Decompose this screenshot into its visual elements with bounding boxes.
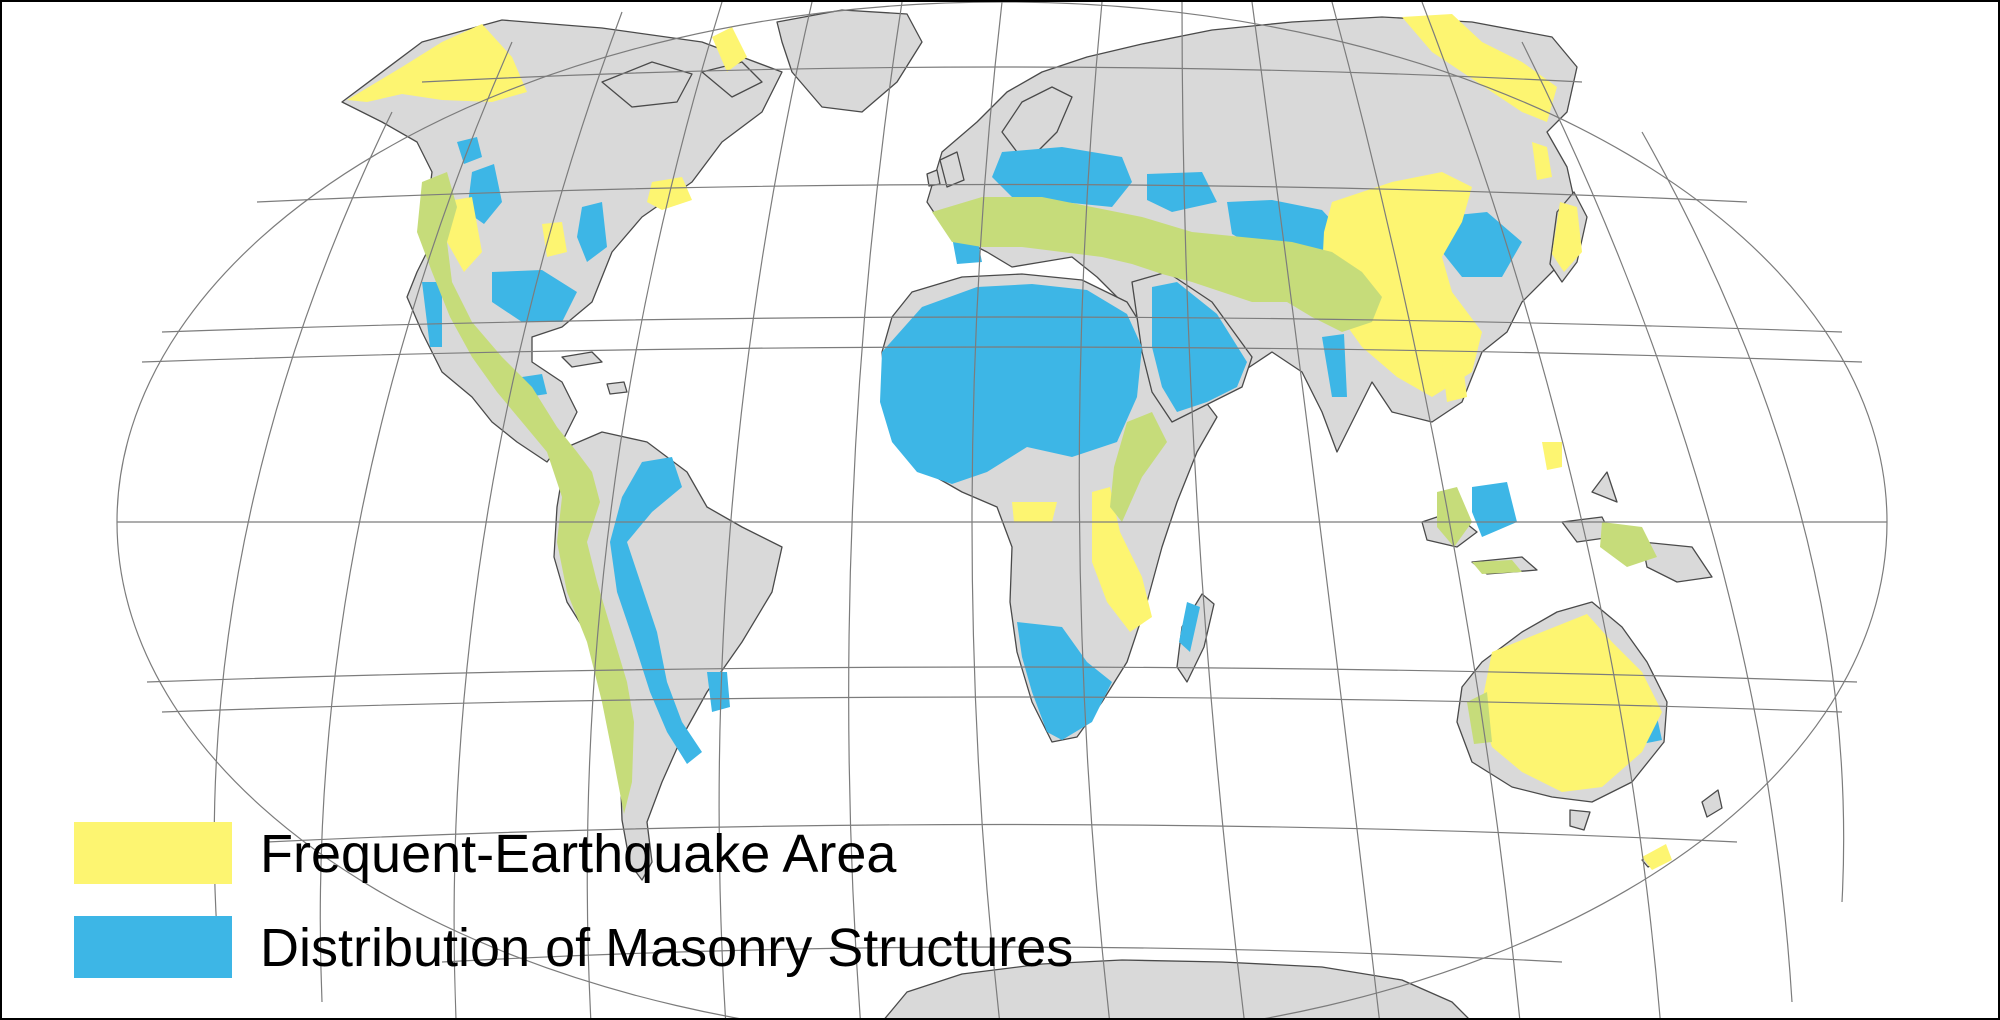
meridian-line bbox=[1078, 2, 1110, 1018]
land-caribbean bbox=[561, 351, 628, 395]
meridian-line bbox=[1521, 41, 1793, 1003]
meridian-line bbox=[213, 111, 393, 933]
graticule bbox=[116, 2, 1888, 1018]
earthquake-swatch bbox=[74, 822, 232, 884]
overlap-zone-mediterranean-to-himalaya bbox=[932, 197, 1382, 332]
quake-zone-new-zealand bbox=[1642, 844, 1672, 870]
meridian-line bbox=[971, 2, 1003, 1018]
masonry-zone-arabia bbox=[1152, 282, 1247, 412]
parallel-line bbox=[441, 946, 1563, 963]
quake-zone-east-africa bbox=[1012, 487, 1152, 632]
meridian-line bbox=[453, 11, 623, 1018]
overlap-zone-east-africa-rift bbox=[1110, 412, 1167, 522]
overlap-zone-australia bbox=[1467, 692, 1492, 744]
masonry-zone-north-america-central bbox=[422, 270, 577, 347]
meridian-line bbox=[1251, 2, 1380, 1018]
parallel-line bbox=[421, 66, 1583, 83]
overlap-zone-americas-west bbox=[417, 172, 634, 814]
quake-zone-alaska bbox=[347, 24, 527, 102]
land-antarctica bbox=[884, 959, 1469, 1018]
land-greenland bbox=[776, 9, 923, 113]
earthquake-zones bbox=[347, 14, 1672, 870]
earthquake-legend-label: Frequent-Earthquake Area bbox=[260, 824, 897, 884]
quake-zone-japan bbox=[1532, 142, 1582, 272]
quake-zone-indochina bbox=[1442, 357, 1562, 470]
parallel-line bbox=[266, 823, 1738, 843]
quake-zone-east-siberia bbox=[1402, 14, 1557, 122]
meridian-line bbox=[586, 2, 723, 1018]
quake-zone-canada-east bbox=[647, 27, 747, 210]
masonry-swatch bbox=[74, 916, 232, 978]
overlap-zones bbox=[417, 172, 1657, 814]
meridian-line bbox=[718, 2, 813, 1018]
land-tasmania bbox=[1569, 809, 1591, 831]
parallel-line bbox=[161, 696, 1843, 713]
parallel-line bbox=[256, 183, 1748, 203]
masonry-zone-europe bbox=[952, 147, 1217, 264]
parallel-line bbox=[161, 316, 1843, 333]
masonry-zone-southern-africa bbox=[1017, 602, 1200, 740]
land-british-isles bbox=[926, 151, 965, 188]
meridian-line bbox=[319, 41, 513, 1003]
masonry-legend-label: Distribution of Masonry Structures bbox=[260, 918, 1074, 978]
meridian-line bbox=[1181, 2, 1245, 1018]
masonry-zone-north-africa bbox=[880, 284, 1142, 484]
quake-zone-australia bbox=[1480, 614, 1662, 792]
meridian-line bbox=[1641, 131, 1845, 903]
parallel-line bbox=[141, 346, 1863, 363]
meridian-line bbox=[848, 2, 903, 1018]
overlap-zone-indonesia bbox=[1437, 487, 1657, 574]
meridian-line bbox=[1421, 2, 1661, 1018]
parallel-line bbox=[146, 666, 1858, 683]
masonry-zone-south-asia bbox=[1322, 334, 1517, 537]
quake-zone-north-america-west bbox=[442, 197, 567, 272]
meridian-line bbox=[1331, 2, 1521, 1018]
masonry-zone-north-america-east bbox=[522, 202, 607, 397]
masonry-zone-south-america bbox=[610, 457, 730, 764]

**WHAT YOU ARE ASKED TO DO**
Can you write out all the lines above again, replacing "meridian-line" with "longitude-line" everywhere it occurs and keeping everything else the same? Leave the pictures out of your answer.

**REPLY**
Decompose this screenshot into its visual elements with bounding boxes.
longitude-line bbox=[1078, 2, 1110, 1018]
land-caribbean bbox=[561, 351, 628, 395]
longitude-line bbox=[1521, 41, 1793, 1003]
longitude-line bbox=[213, 111, 393, 933]
graticule bbox=[116, 2, 1888, 1018]
earthquake-swatch bbox=[74, 822, 232, 884]
overlap-zone-mediterranean-to-himalaya bbox=[932, 197, 1382, 332]
quake-zone-new-zealand bbox=[1642, 844, 1672, 870]
longitude-line bbox=[971, 2, 1003, 1018]
masonry-zone-arabia bbox=[1152, 282, 1247, 412]
parallel-line bbox=[441, 946, 1563, 963]
quake-zone-east-africa bbox=[1012, 487, 1152, 632]
longitude-line bbox=[453, 11, 623, 1018]
overlap-zone-east-africa-rift bbox=[1110, 412, 1167, 522]
overlap-zone-australia bbox=[1467, 692, 1492, 744]
masonry-zone-north-america-central bbox=[422, 270, 577, 347]
longitude-line bbox=[1251, 2, 1380, 1018]
parallel-line bbox=[421, 66, 1583, 83]
overlap-zone-americas-west bbox=[417, 172, 634, 814]
quake-zone-alaska bbox=[347, 24, 527, 102]
land-antarctica bbox=[884, 959, 1469, 1018]
land-greenland bbox=[776, 9, 923, 113]
earthquake-zones bbox=[347, 14, 1672, 870]
earthquake-legend-label: Frequent-Earthquake Area bbox=[260, 824, 897, 884]
quake-zone-japan bbox=[1532, 142, 1582, 272]
quake-zone-indochina bbox=[1442, 357, 1562, 470]
parallel-line bbox=[266, 823, 1738, 843]
quake-zone-east-siberia bbox=[1402, 14, 1557, 122]
longitude-line bbox=[586, 2, 723, 1018]
quake-zone-canada-east bbox=[647, 27, 747, 210]
masonry-swatch bbox=[74, 916, 232, 978]
overlap-zones bbox=[417, 172, 1657, 814]
longitude-line bbox=[718, 2, 813, 1018]
land-tasmania bbox=[1569, 809, 1591, 831]
parallel-line bbox=[161, 696, 1843, 713]
parallel-line bbox=[256, 183, 1748, 203]
masonry-zone-europe bbox=[952, 147, 1217, 264]
parallel-line bbox=[161, 316, 1843, 333]
masonry-zone-southern-africa bbox=[1017, 602, 1200, 740]
land-british-isles bbox=[926, 151, 965, 188]
longitude-line bbox=[319, 41, 513, 1003]
masonry-legend-label: Distribution of Masonry Structures bbox=[260, 918, 1074, 978]
longitude-line bbox=[1181, 2, 1245, 1018]
masonry-zone-north-africa bbox=[880, 284, 1142, 484]
quake-zone-australia bbox=[1480, 614, 1662, 792]
longitude-line bbox=[1641, 131, 1845, 903]
parallel-line bbox=[141, 346, 1863, 363]
longitude-line bbox=[848, 2, 903, 1018]
overlap-zone-indonesia bbox=[1437, 487, 1657, 574]
longitude-line bbox=[1421, 2, 1661, 1018]
parallel-line bbox=[146, 666, 1858, 683]
masonry-zone-south-asia bbox=[1322, 334, 1517, 537]
quake-zone-north-america-west bbox=[442, 197, 567, 272]
longitude-line bbox=[1331, 2, 1521, 1018]
masonry-zone-north-america-east bbox=[522, 202, 607, 397]
masonry-zone-south-america bbox=[610, 457, 730, 764]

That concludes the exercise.